Structured figure records:
━━━━━━━━━━

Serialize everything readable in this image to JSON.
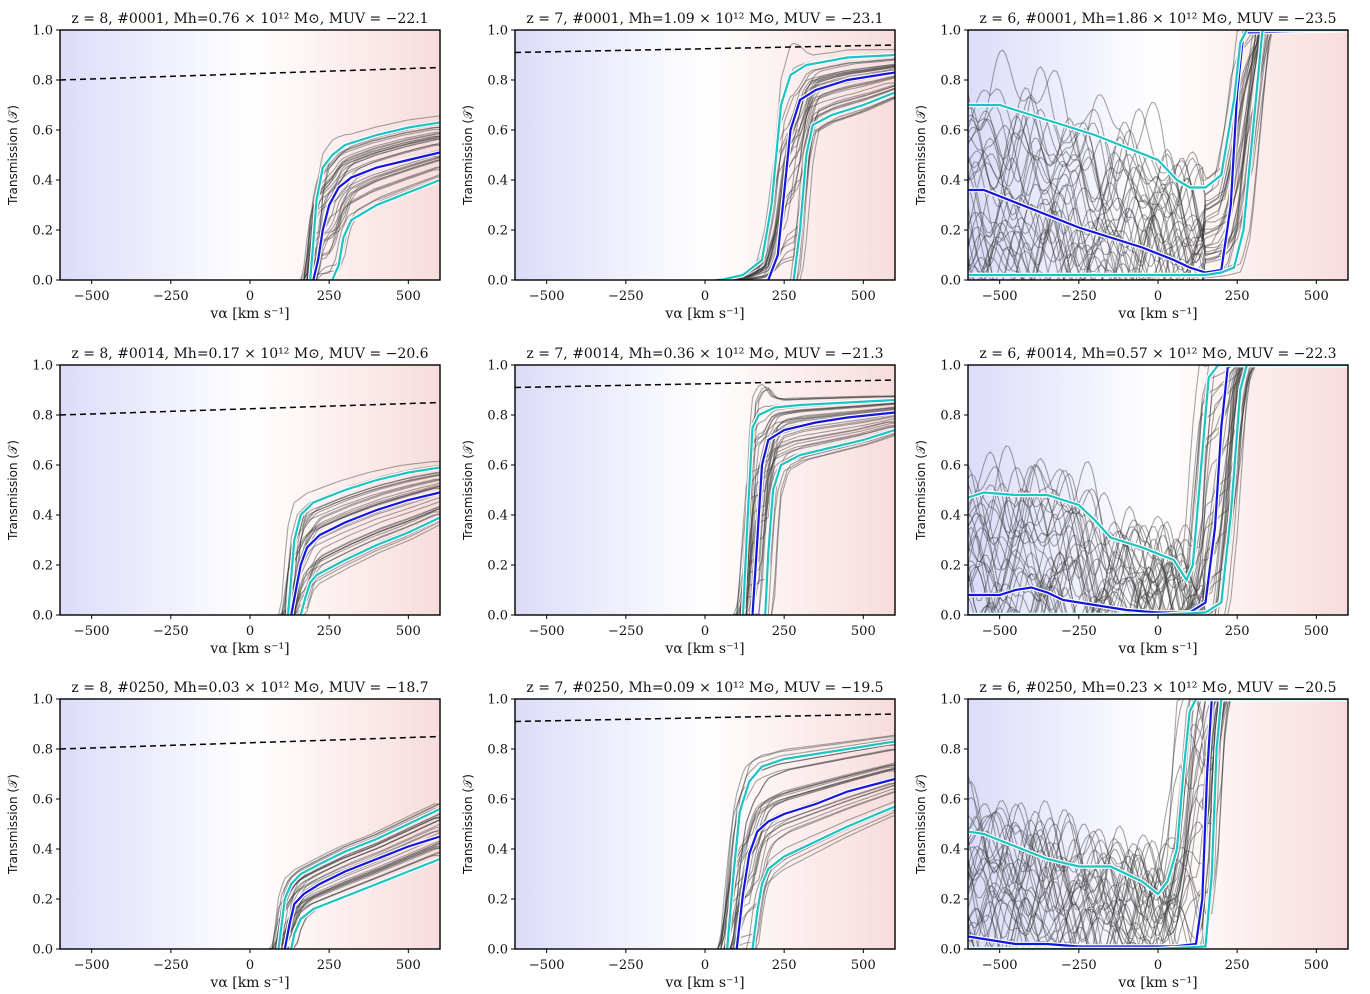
{
  "figure": {
    "colors": {
      "blue_shade": "#dcdcfa",
      "red_shade": "#f8dcdc",
      "median": "#1515e0",
      "percentile": "#1ec3c3",
      "sightline": "#3a3a3a",
      "dashed": "#000000"
    }
  },
  "chart_data": [
    {
      "type": "line",
      "title": "z = 8, #0001, Mh=0.76 × 10¹² M⊙, MUV = −22.1",
      "xlabel": "vα [km s⁻¹]",
      "ylabel": "Transmission (𝒯)",
      "xlim": [
        -600,
        600
      ],
      "ylim": [
        0,
        1
      ],
      "xticks": [
        -500,
        -250,
        0,
        250,
        500
      ],
      "yticks": [
        0.0,
        0.2,
        0.4,
        0.6,
        0.8,
        1.0
      ],
      "grid": false,
      "series": [
        {
          "kind": "dashed",
          "x": [
            -600,
            600
          ],
          "y": [
            0.8,
            0.85
          ]
        },
        {
          "kind": "median",
          "x": [
            200,
            215,
            230,
            250,
            280,
            320,
            400,
            500,
            600
          ],
          "y": [
            0,
            0.08,
            0.2,
            0.3,
            0.37,
            0.41,
            0.45,
            0.48,
            0.51
          ]
        },
        {
          "kind": "p84",
          "x": [
            190,
            200,
            210,
            230,
            260,
            300,
            400,
            500,
            600
          ],
          "y": [
            0,
            0.15,
            0.32,
            0.45,
            0.5,
            0.54,
            0.58,
            0.61,
            0.63
          ]
        },
        {
          "kind": "p16",
          "x": [
            260,
            280,
            295,
            320,
            400,
            500,
            600
          ],
          "y": [
            0,
            0.06,
            0.17,
            0.24,
            0.3,
            0.35,
            0.4
          ]
        }
      ]
    },
    {
      "type": "line",
      "title": "z = 7, #0001, Mh=1.09 × 10¹² M⊙, MUV = −23.1",
      "xlabel": "vα [km s⁻¹]",
      "ylabel": "Transmission (𝒯)",
      "xlim": [
        -600,
        600
      ],
      "ylim": [
        0,
        1
      ],
      "xticks": [
        -500,
        -250,
        0,
        250,
        500
      ],
      "yticks": [
        0.0,
        0.2,
        0.4,
        0.6,
        0.8,
        1.0
      ],
      "grid": false,
      "series": [
        {
          "kind": "dashed",
          "x": [
            -600,
            600
          ],
          "y": [
            0.91,
            0.94
          ]
        },
        {
          "kind": "median",
          "x": [
            200,
            230,
            250,
            270,
            300,
            350,
            450,
            600
          ],
          "y": [
            0,
            0.1,
            0.35,
            0.6,
            0.72,
            0.76,
            0.8,
            0.83
          ]
        },
        {
          "kind": "p84",
          "x": [
            50,
            120,
            180,
            210,
            240,
            270,
            320,
            450,
            600
          ],
          "y": [
            0,
            0.02,
            0.08,
            0.3,
            0.7,
            0.82,
            0.86,
            0.89,
            0.9
          ]
        },
        {
          "kind": "p16",
          "x": [
            280,
            300,
            320,
            340,
            400,
            500,
            600
          ],
          "y": [
            0,
            0.2,
            0.5,
            0.62,
            0.66,
            0.7,
            0.75
          ]
        }
      ]
    },
    {
      "type": "line",
      "title": "z = 6, #0001, Mh=1.86 × 10¹² M⊙, MUV = −23.5",
      "xlabel": "vα [km s⁻¹]",
      "ylabel": "Transmission (𝒯)",
      "xlim": [
        -600,
        600
      ],
      "ylim": [
        0,
        1
      ],
      "xticks": [
        -500,
        -250,
        0,
        250,
        500
      ],
      "yticks": [
        0.0,
        0.2,
        0.4,
        0.6,
        0.8,
        1.0
      ],
      "grid": false,
      "series": [
        {
          "kind": "median",
          "x": [
            -600,
            -550,
            -450,
            -350,
            -250,
            -150,
            -50,
            50,
            100,
            150,
            200,
            230,
            250,
            270,
            600
          ],
          "y": [
            0.36,
            0.36,
            0.31,
            0.26,
            0.21,
            0.17,
            0.13,
            0.08,
            0.05,
            0.03,
            0.04,
            0.3,
            0.75,
            0.99,
            1.0
          ]
        },
        {
          "kind": "p84",
          "x": [
            -600,
            -500,
            -400,
            -300,
            -200,
            -100,
            0,
            60,
            100,
            150,
            200,
            240,
            260,
            280,
            600
          ],
          "y": [
            0.7,
            0.7,
            0.66,
            0.62,
            0.58,
            0.53,
            0.48,
            0.4,
            0.37,
            0.37,
            0.42,
            0.72,
            0.95,
            1.0,
            1.0
          ]
        },
        {
          "kind": "p16",
          "x": [
            -600,
            -400,
            -200,
            0,
            150,
            200,
            240,
            270,
            300,
            330,
            600
          ],
          "y": [
            0.02,
            0.02,
            0.02,
            0.02,
            0.02,
            0.03,
            0.05,
            0.2,
            0.6,
            1.0,
            1.0
          ]
        }
      ]
    },
    {
      "type": "line",
      "title": "z = 8, #0014, Mh=0.17 × 10¹² M⊙, MUV = −20.6",
      "xlabel": "vα [km s⁻¹]",
      "ylabel": "Transmission (𝒯)",
      "xlim": [
        -600,
        600
      ],
      "ylim": [
        0,
        1
      ],
      "xticks": [
        -500,
        -250,
        0,
        250,
        500
      ],
      "yticks": [
        0.0,
        0.2,
        0.4,
        0.6,
        0.8,
        1.0
      ],
      "grid": false,
      "series": [
        {
          "kind": "dashed",
          "x": [
            -600,
            600
          ],
          "y": [
            0.8,
            0.85
          ]
        },
        {
          "kind": "median",
          "x": [
            130,
            145,
            160,
            180,
            220,
            300,
            400,
            500,
            600
          ],
          "y": [
            0,
            0.1,
            0.2,
            0.27,
            0.32,
            0.37,
            0.42,
            0.46,
            0.49
          ]
        },
        {
          "kind": "p84",
          "x": [
            120,
            130,
            140,
            160,
            200,
            300,
            400,
            500,
            600
          ],
          "y": [
            0,
            0.15,
            0.3,
            0.4,
            0.45,
            0.5,
            0.54,
            0.57,
            0.59
          ]
        },
        {
          "kind": "p16",
          "x": [
            160,
            175,
            190,
            210,
            300,
            400,
            500,
            600
          ],
          "y": [
            0,
            0.07,
            0.13,
            0.16,
            0.22,
            0.28,
            0.33,
            0.39
          ]
        }
      ]
    },
    {
      "type": "line",
      "title": "z = 7, #0014, Mh=0.36 × 10¹² M⊙, MUV = −21.3",
      "xlabel": "vα [km s⁻¹]",
      "ylabel": "Transmission (𝒯)",
      "xlim": [
        -600,
        600
      ],
      "ylim": [
        0,
        1
      ],
      "xticks": [
        -500,
        -250,
        0,
        250,
        500
      ],
      "yticks": [
        0.0,
        0.2,
        0.4,
        0.6,
        0.8,
        1.0
      ],
      "grid": false,
      "series": [
        {
          "kind": "dashed",
          "x": [
            -600,
            600
          ],
          "y": [
            0.91,
            0.94
          ]
        },
        {
          "kind": "median",
          "x": [
            150,
            165,
            180,
            200,
            250,
            350,
            450,
            600
          ],
          "y": [
            0,
            0.3,
            0.6,
            0.7,
            0.74,
            0.77,
            0.79,
            0.81
          ]
        },
        {
          "kind": "p84",
          "x": [
            120,
            135,
            150,
            170,
            220,
            300,
            450,
            600
          ],
          "y": [
            0,
            0.4,
            0.75,
            0.8,
            0.83,
            0.84,
            0.85,
            0.86
          ]
        },
        {
          "kind": "p16",
          "x": [
            190,
            200,
            215,
            240,
            300,
            400,
            500,
            600
          ],
          "y": [
            0,
            0.25,
            0.5,
            0.6,
            0.64,
            0.67,
            0.7,
            0.74
          ]
        }
      ]
    },
    {
      "type": "line",
      "title": "z = 6, #0014, Mh=0.57 × 10¹² M⊙, MUV = −22.3",
      "xlabel": "vα [km s⁻¹]",
      "ylabel": "Transmission (𝒯)",
      "xlim": [
        -600,
        600
      ],
      "ylim": [
        0,
        1
      ],
      "xticks": [
        -500,
        -250,
        0,
        250,
        500
      ],
      "yticks": [
        0.0,
        0.2,
        0.4,
        0.6,
        0.8,
        1.0
      ],
      "grid": false,
      "series": [
        {
          "kind": "median",
          "x": [
            -600,
            -500,
            -450,
            -400,
            -350,
            -300,
            -200,
            -100,
            0,
            100,
            150,
            180,
            200,
            220,
            240,
            600
          ],
          "y": [
            0.08,
            0.08,
            0.1,
            0.11,
            0.09,
            0.06,
            0.04,
            0.02,
            0.01,
            0.01,
            0.05,
            0.35,
            0.75,
            0.99,
            1.0,
            1.0
          ]
        },
        {
          "kind": "p84",
          "x": [
            -600,
            -550,
            -450,
            -350,
            -250,
            -200,
            -150,
            -50,
            50,
            90,
            110,
            130,
            160,
            190,
            600
          ],
          "y": [
            0.47,
            0.49,
            0.48,
            0.48,
            0.44,
            0.38,
            0.31,
            0.27,
            0.22,
            0.14,
            0.2,
            0.5,
            0.95,
            1.0,
            1.0
          ]
        },
        {
          "kind": "p16",
          "x": [
            -600,
            -300,
            0,
            150,
            200,
            230,
            260,
            280,
            600
          ],
          "y": [
            0,
            0,
            0,
            0.01,
            0.05,
            0.4,
            0.9,
            1.0,
            1.0
          ]
        }
      ]
    },
    {
      "type": "line",
      "title": "z = 8, #0250, Mh=0.03 × 10¹² M⊙, MUV = −18.7",
      "xlabel": "vα [km s⁻¹]",
      "ylabel": "Transmission (𝒯)",
      "xlim": [
        -600,
        600
      ],
      "ylim": [
        0,
        1
      ],
      "xticks": [
        -500,
        -250,
        0,
        250,
        500
      ],
      "yticks": [
        0.0,
        0.2,
        0.4,
        0.6,
        0.8,
        1.0
      ],
      "grid": false,
      "series": [
        {
          "kind": "dashed",
          "x": [
            -600,
            600
          ],
          "y": [
            0.8,
            0.85
          ]
        },
        {
          "kind": "median",
          "x": [
            110,
            125,
            140,
            170,
            220,
            300,
            400,
            500,
            600
          ],
          "y": [
            0,
            0.1,
            0.18,
            0.22,
            0.26,
            0.31,
            0.36,
            0.41,
            0.45
          ]
        },
        {
          "kind": "p84",
          "x": [
            90,
            100,
            110,
            130,
            160,
            220,
            300,
            400,
            500,
            600
          ],
          "y": [
            0,
            0.1,
            0.2,
            0.26,
            0.3,
            0.34,
            0.39,
            0.44,
            0.5,
            0.56
          ]
        },
        {
          "kind": "p16",
          "x": [
            130,
            140,
            160,
            200,
            300,
            400,
            500,
            600
          ],
          "y": [
            0,
            0.06,
            0.12,
            0.16,
            0.21,
            0.26,
            0.31,
            0.36
          ]
        }
      ]
    },
    {
      "type": "line",
      "title": "z = 7, #0250, Mh=0.09 × 10¹² M⊙, MUV = −19.5",
      "xlabel": "vα [km s⁻¹]",
      "ylabel": "Transmission (𝒯)",
      "xlim": [
        -600,
        600
      ],
      "ylim": [
        0,
        1
      ],
      "xticks": [
        -500,
        -250,
        0,
        250,
        500
      ],
      "yticks": [
        0.0,
        0.2,
        0.4,
        0.6,
        0.8,
        1.0
      ],
      "grid": false,
      "series": [
        {
          "kind": "dashed",
          "x": [
            -600,
            600
          ],
          "y": [
            0.91,
            0.94
          ]
        },
        {
          "kind": "median",
          "x": [
            100,
            120,
            140,
            165,
            200,
            250,
            350,
            450,
            600
          ],
          "y": [
            0,
            0.22,
            0.38,
            0.47,
            0.51,
            0.54,
            0.58,
            0.63,
            0.68
          ]
        },
        {
          "kind": "p84",
          "x": [
            70,
            90,
            110,
            140,
            180,
            250,
            350,
            450,
            600
          ],
          "y": [
            0,
            0.3,
            0.55,
            0.67,
            0.73,
            0.76,
            0.78,
            0.8,
            0.83
          ]
        },
        {
          "kind": "p16",
          "x": [
            150,
            165,
            180,
            200,
            250,
            350,
            450,
            600
          ],
          "y": [
            0,
            0.15,
            0.26,
            0.32,
            0.37,
            0.43,
            0.49,
            0.57
          ]
        }
      ]
    },
    {
      "type": "line",
      "title": "z = 6, #0250, Mh=0.23 × 10¹² M⊙, MUV = −20.5",
      "xlabel": "vα [km s⁻¹]",
      "ylabel": "Transmission (𝒯)",
      "xlim": [
        -600,
        600
      ],
      "ylim": [
        0,
        1
      ],
      "xticks": [
        -500,
        -250,
        0,
        250,
        500
      ],
      "yticks": [
        0.0,
        0.2,
        0.4,
        0.6,
        0.8,
        1.0
      ],
      "grid": false,
      "series": [
        {
          "kind": "median",
          "x": [
            -600,
            -550,
            -450,
            -350,
            -250,
            -150,
            -50,
            50,
            120,
            140,
            155,
            170,
            600
          ],
          "y": [
            0.05,
            0.04,
            0.02,
            0.02,
            0.01,
            0.01,
            0.01,
            0.01,
            0.02,
            0.2,
            0.7,
            1.0,
            1.0
          ]
        },
        {
          "kind": "p84",
          "x": [
            -600,
            -550,
            -450,
            -350,
            -250,
            -150,
            -50,
            0,
            30,
            60,
            80,
            100,
            120,
            600
          ],
          "y": [
            0.47,
            0.46,
            0.41,
            0.36,
            0.33,
            0.33,
            0.27,
            0.22,
            0.27,
            0.4,
            0.7,
            0.95,
            1.0,
            1.0
          ]
        },
        {
          "kind": "p16",
          "x": [
            -600,
            -300,
            0,
            150,
            170,
            185,
            200,
            600
          ],
          "y": [
            0,
            0,
            0,
            0.01,
            0.3,
            0.8,
            1.0,
            1.0
          ]
        }
      ]
    }
  ]
}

━━━━━━━━━━

Report all lines of the material that contain the word "title".

      "title": "z = 8, #0001, Mh=0.76 × 10¹² M⊙, MUV = −22.1",
      "title": "z = 7, #0001, Mh=1.09 × 10¹² M⊙, MUV = −23.1",
      "title": "z = 6, #0001, Mh=1.86 × 10¹² M⊙, MUV = −23.5",
      "title": "z = 8, #0014, Mh=0.17 × 10¹² M⊙, MUV = −20.6",
      "title": "z = 7, #0014, Mh=0.36 × 10¹² M⊙, MUV = −21.3",
      "title": "z = 6, #0014, Mh=0.57 × 10¹² M⊙, MUV = −22.3",
      "title": "z = 8, #0250, Mh=0.03 × 10¹² M⊙, MUV = −18.7",
      "title": "z = 7, #0250, Mh=0.09 × 10¹² M⊙, MUV = −19.5",
      "title": "z = 6, #0250, Mh=0.23 × 10¹² M⊙, MUV = −20.5",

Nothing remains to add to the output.